- [WHAT IS EXPECTED] Using the listing below, copy every line that mentions "Maçonneries".

*** SOURCE DATA

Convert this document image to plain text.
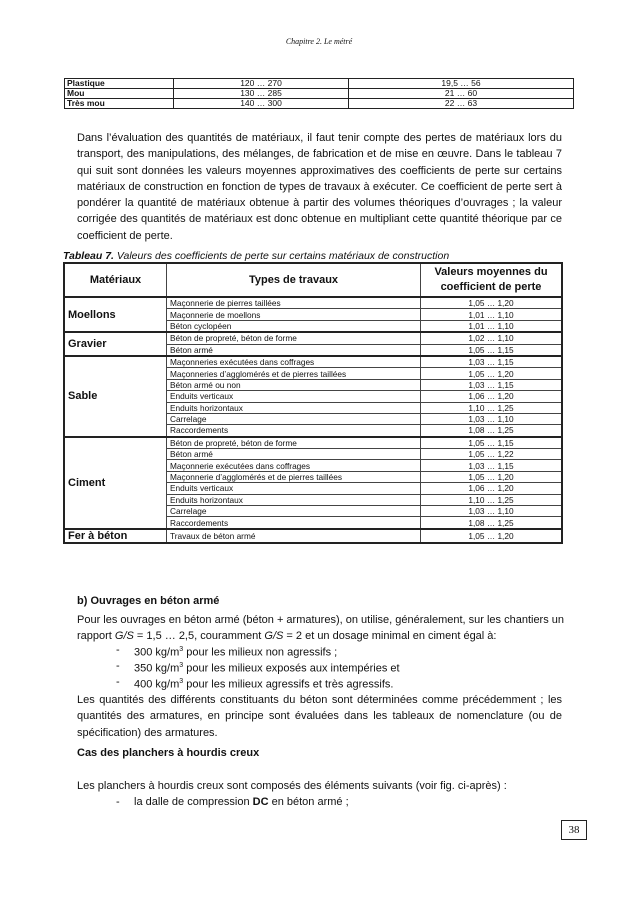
Chapitre 2. Le métré
Plastique	120 … 270	19,5 … 56
Mou	130 … 285	21 … 60
Très mou	140 … 300	22 … 63

Dans l’évaluation des quantités de matériaux, il faut tenir compte des pertes de matériaux lors du transport, des manipulations, des mélanges, de fabrication et de mise en œuvre. Dans le tableau 7 qui suit sont données les valeurs moyennes approximatives des coefficients de perte sur certains matériaux de construction en fonction de types de travaux à exécuter. Ce coefficient de perte sert à pondérer la quantité de matériaux obtenue à partir des volumes théoriques d’ouvrages ; la valeur corrigée des quantités de matériaux est donc obtenue en multipliant cette quantité théorique par ce coefficient de perte.

Tableau 7. Valeurs des coefficients de perte sur certains matériaux de construction
Matériaux	Types de travaux	Valeurs moyennes du coefficient de perte
Moellons	Maçonnerie de pierres taillées	1,05 … 1,20
	Maçonnerie de moellons	1,01 … 1,10
	Béton cyclopéen	1,01 … 1,10
Gravier	Béton de propreté, béton de forme	1,02 … 1,10
	Béton armé	1,05 … 1,15
Sable	Maçonneries exécutées dans coffrages	1,03 … 1,15
	Maçonneries d’agglomérés et de pierres taillées	1,05 … 1,20
	Béton armé ou non	1,03 … 1,15
	Enduits verticaux	1,06 … 1,20
	Enduits horizontaux	1,10 … 1,25
	Carrelage	1,03 … 1,10
	Raccordements	1,08 … 1,25
Ciment	Béton de propreté, béton de forme	1,05 … 1,15
	Béton armé	1,05 … 1,22
	Maçonnerie exécutées dans coffrages	1,03 … 1,15
	Maçonnerie d’agglomérés et de pierres taillées	1,05 … 1,20
	Enduits verticaux	1,06 … 1,20
	Enduits horizontaux	1,10 … 1,25
	Carrelage	1,03 … 1,10
	Raccordements	1,08 … 1,25
Fer à béton	Travaux de béton armé	1,05 … 1,20
b) Ouvrages en béton armé
Pour les ouvrages en béton armé (béton + armatures), on utilise, généralement, sur les chantiers un
rapport G/S = 1,5 … 2,5, couramment G/S = 2 et un dosage minimal en ciment égal à:
- 300 $kg/m^3$ pour les milieux non agressifs ;
- 350 $kg/m^3$ pour les milieux exposés aux intempéries et
- 400 $kg/m^3$ pour les milieux agressifs et très agressifs.

Les quantités des différents constituants du béton sont déterminées comme précédemment ; les quantités des armatures, en principe sont évaluées dans les tableaux de nomenclature (ou de spécification) des armatures.

Cas des planchers à hourdis creux
Les planchers à hourdis creux sont composés des éléments suivants (voir fig. ci-après) :
- la dalle de compression DC en béton armé ;
38
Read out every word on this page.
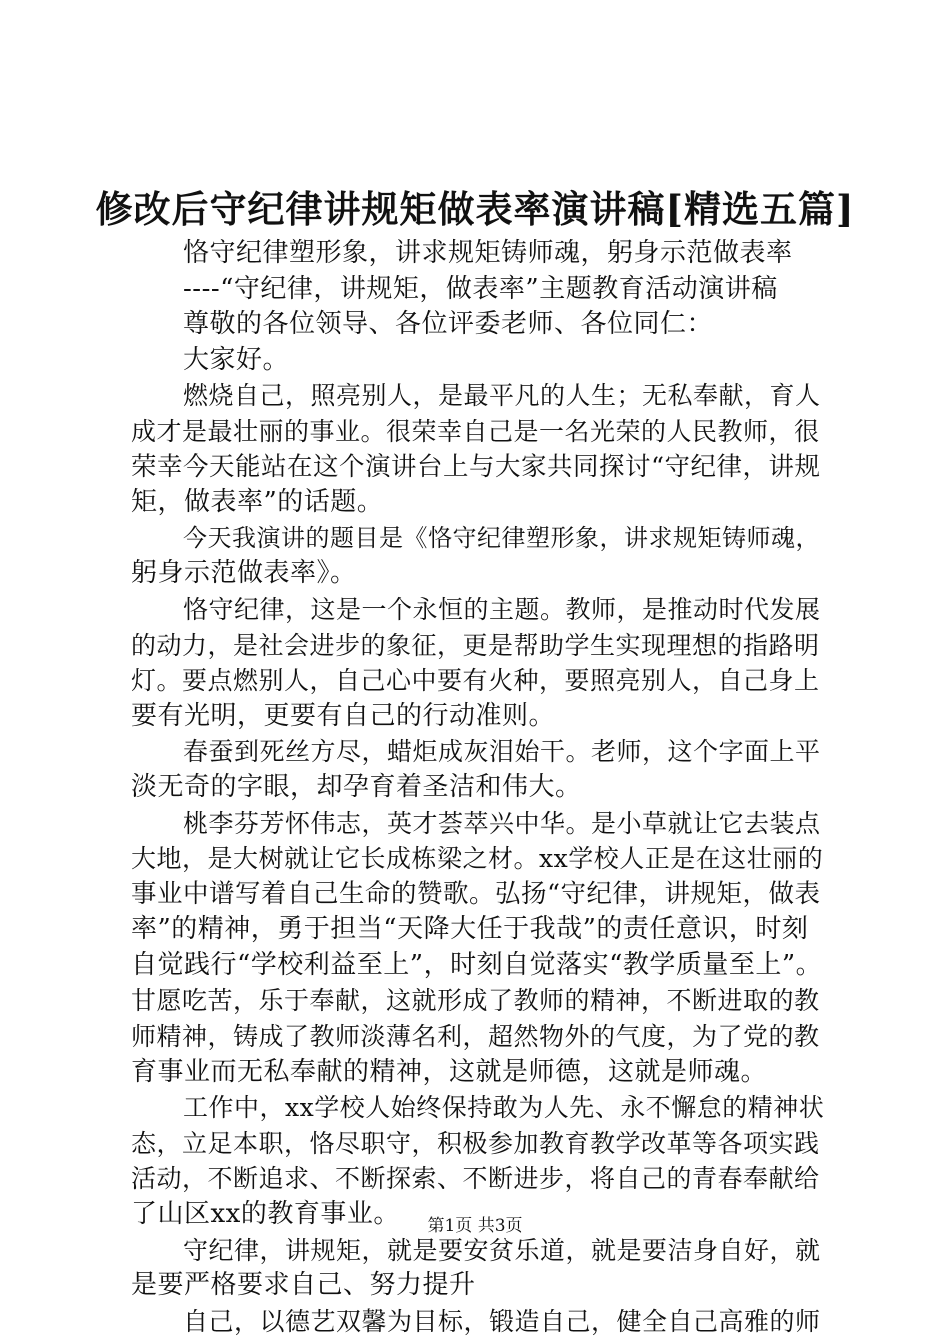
修改后守纪律讲规矩做表率演讲稿[精选五篇]
恪守纪律塑形象，讲求规矩铸师魂，躬身示范做表率
----“守纪律，讲规矩，做表率”主题教育活动演讲稿
尊敬的各位领导、各位评委老师、各位同仁：
大家好。
燃烧自己，照亮别人，是最平凡的人生；无私奉献，育人
成才是最壮丽的事业。很荣幸自己是一名光荣的人民教师，很
荣幸今天能站在这个演讲台上与大家共同探讨“守纪律，讲规
矩，做表率”的话题。
今天我演讲的题目是《恪守纪律塑形象，讲求规矩铸师魂，
躬身示范做表率》。
恪守纪律，这是一个永恒的主题。教师，是推动时代发展
的动力，是社会进步的象征，更是帮助学生实现理想的指路明
灯。要点燃别人，自己心中要有火种，要照亮别人，自己身上
要有光明，更要有自己的行动准则。
春蚕到死丝方尽，蜡炬成灰泪始干。老师，这个字面上平
淡无奇的字眼，却孕育着圣洁和伟大。
桃李芬芳怀伟志，英才荟萃兴中华。是小草就让它去装点
大地，是大树就让它长成栋梁之材。xx学校人正是在这壮丽的
事业中谱写着自己生命的赞歌。弘扬“守纪律，讲规矩，做表
率”的精神，勇于担当“天降大任于我哉”的责任意识，时刻
自觉践行“学校利益至上”，时刻自觉落实“教学质量至上”。
甘愿吃苦，乐于奉献，这就形成了教师的精神，不断进取的教
师精神，铸成了教师淡薄名利，超然物外的气度，为了党的教
育事业而无私奉献的精神，这就是师德，这就是师魂。
工作中，xx学校人始终保持敢为人先、永不懈怠的精神状
态，立足本职，恪尽职守，积极参加教育教学改革等各项实践
活动，不断追求、不断探索、不断进步，将自己的青春奉献给
了山区xx的教育事业。
守纪律，讲规矩，就是要安贫乐道，就是要洁身自好，就
是要严格要求自己、努力提升
自己，以德艺双馨为目标，锻造自己，健全自己高雅的师
第1页 共3页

******

- [FINAL RESULT]
Sable	Maçonneries exécutées dans coffrages	1,03 … 1,15
	Maçonneries d’agglomérés et de pierres taillées	1,05 … 1,20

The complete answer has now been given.